▸ WHAT YOU ARE ASKED TO DO: Retype all of the listing exactly, passing over any picture you find.

▸ Dataset entries:
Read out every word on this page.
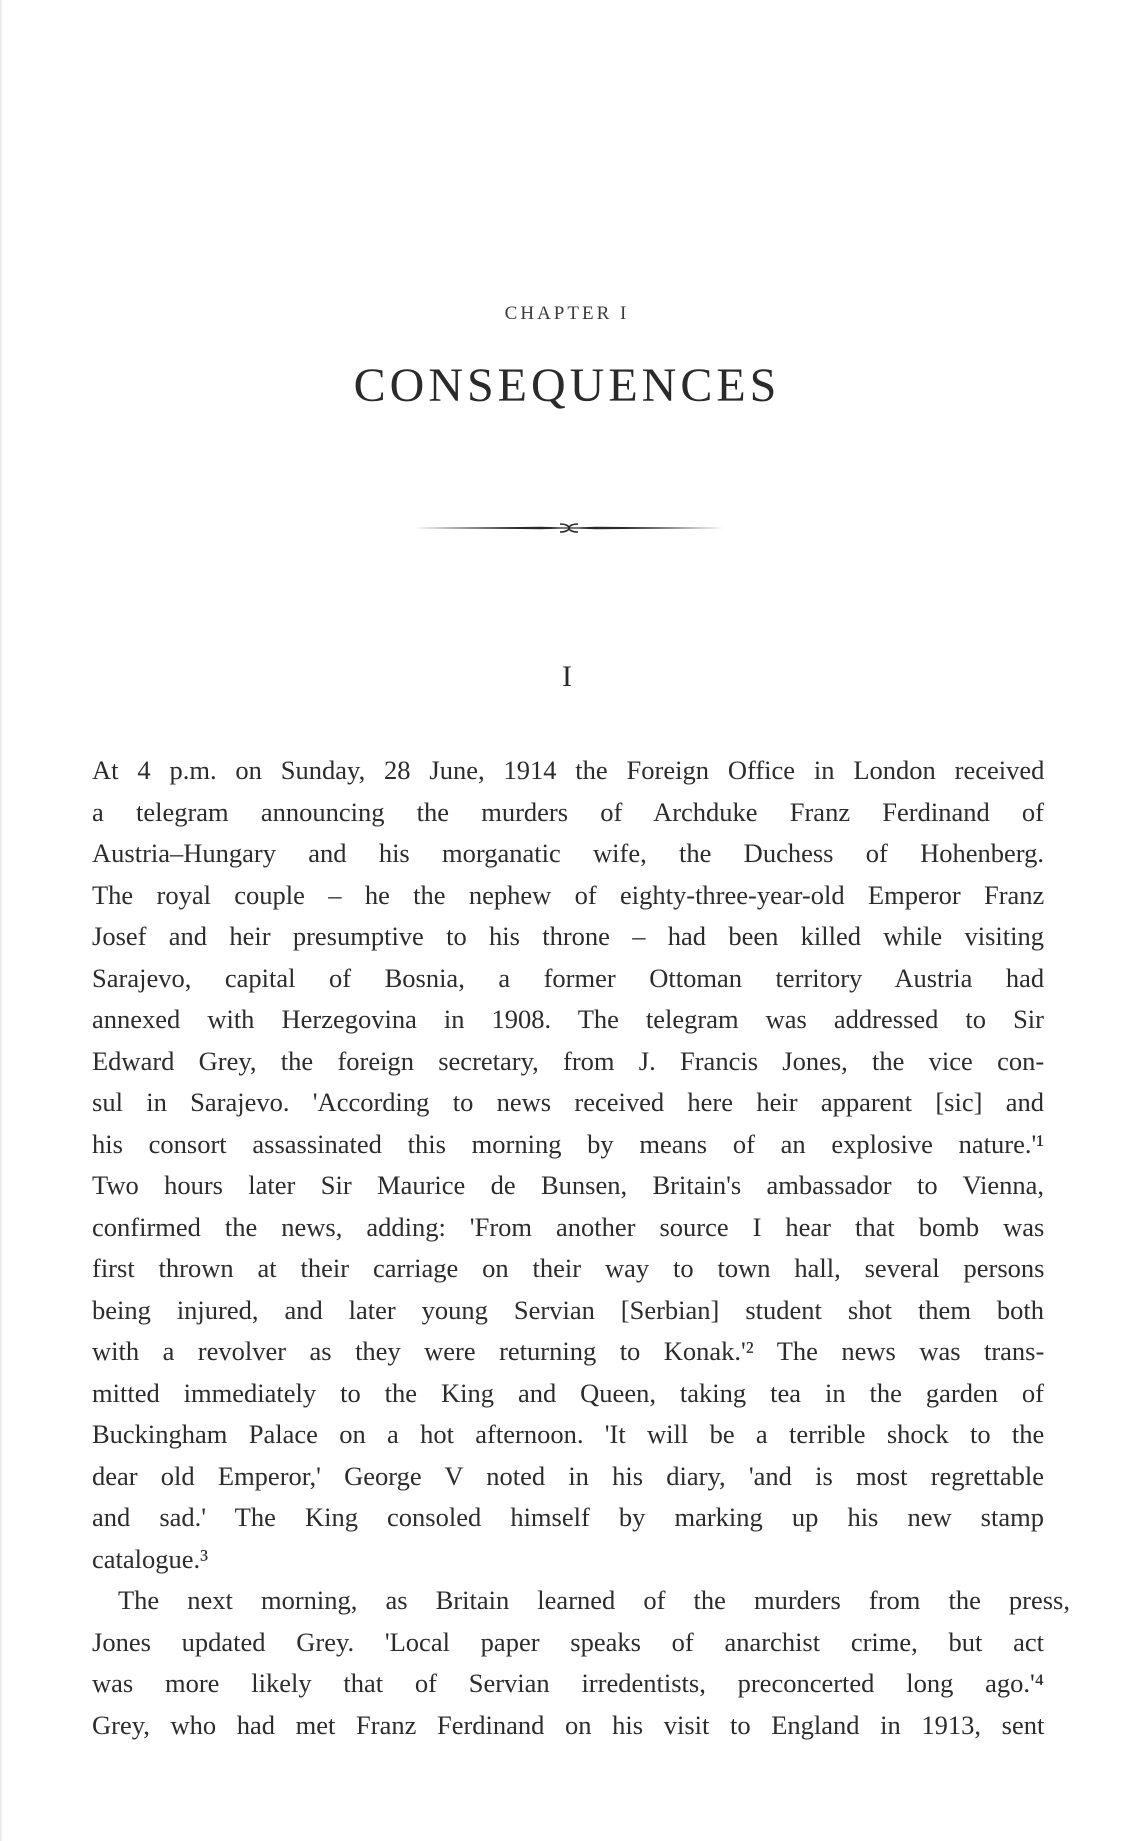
CHAPTER I
CONSEQUENCES
I
At 4 p.m. on Sunday, 28 June, 1914 the Foreign Office in London received
a telegram announcing the murders of Archduke Franz Ferdinand of
Austria–Hungary and his morganatic wife, the Duchess of Hohenberg.
The royal couple – he the nephew of eighty-three-year-old Emperor Franz
Josef and heir presumptive to his throne – had been killed while visiting
Sarajevo, capital of Bosnia, a former Ottoman territory Austria had
annexed with Herzegovina in 1908. The telegram was addressed to Sir
Edward Grey, the foreign secretary, from J. Francis Jones, the vice con-
sul in Sarajevo. 'According to news received here heir apparent [sic] and
his consort assassinated this morning by means of an explosive nature.'¹
Two hours later Sir Maurice de Bunsen, Britain's ambassador to Vienna,
confirmed the news, adding: 'From another source I hear that bomb was
first thrown at their carriage on their way to town hall, several persons
being injured, and later young Servian [Serbian] student shot them both
with a revolver as they were returning to Konak.'² The news was trans-
mitted immediately to the King and Queen, taking tea in the garden of
Buckingham Palace on a hot afternoon. 'It will be a terrible shock to the
dear old Emperor,' George V noted in his diary, 'and is most regrettable
and sad.' The King consoled himself by marking up his new stamp
catalogue.³
The next morning, as Britain learned of the murders from the press,
Jones updated Grey. 'Local paper speaks of anarchist crime, but act
was more likely that of Servian irredentists, preconcerted long ago.'⁴
Grey, who had met Franz Ferdinand on his visit to England in 1913, sent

▸ SOLUTION TO THIS PROBLEM:
Read out every word on this page.
CHAPTER I
CONSEQUENCES
I
At 4 p.m. on Sunday, 28 June, 1914 the Foreign Office in London received
a telegram announcing the murders of Archduke Franz Ferdinand of
Austria–Hungary and his morganatic wife, the Duchess of Hohenberg.
The royal couple – he the nephew of eighty-three-year-old Emperor Franz
Josef and heir presumptive to his throne – had been killed while visiting
Sarajevo, capital of Bosnia, a former Ottoman territory Austria had
annexed with Herzegovina in 1908. The telegram was addressed to Sir
Edward Grey, the foreign secretary, from J. Francis Jones, the vice con-
sul in Sarajevo. 'According to news received here heir apparent [sic] and
his consort assassinated this morning by means of an explosive nature.'¹
Two hours later Sir Maurice de Bunsen, Britain's ambassador to Vienna,
confirmed the news, adding: 'From another source I hear that bomb was
first thrown at their carriage on their way to town hall, several persons
being injured, and later young Servian [Serbian] student shot them both
with a revolver as they were returning to Konak.'² The news was trans-
mitted immediately to the King and Queen, taking tea in the garden of
Buckingham Palace on a hot afternoon. 'It will be a terrible shock to the
dear old Emperor,' George V noted in his diary, 'and is most regrettable
and sad.' The King consoled himself by marking up his new stamp
catalogue.³
The next morning, as Britain learned of the murders from the press,
Jones updated Grey. 'Local paper speaks of anarchist crime, but act
was more likely that of Servian irredentists, preconcerted long ago.'⁴
Grey, who had met Franz Ferdinand on his visit to England in 1913, sent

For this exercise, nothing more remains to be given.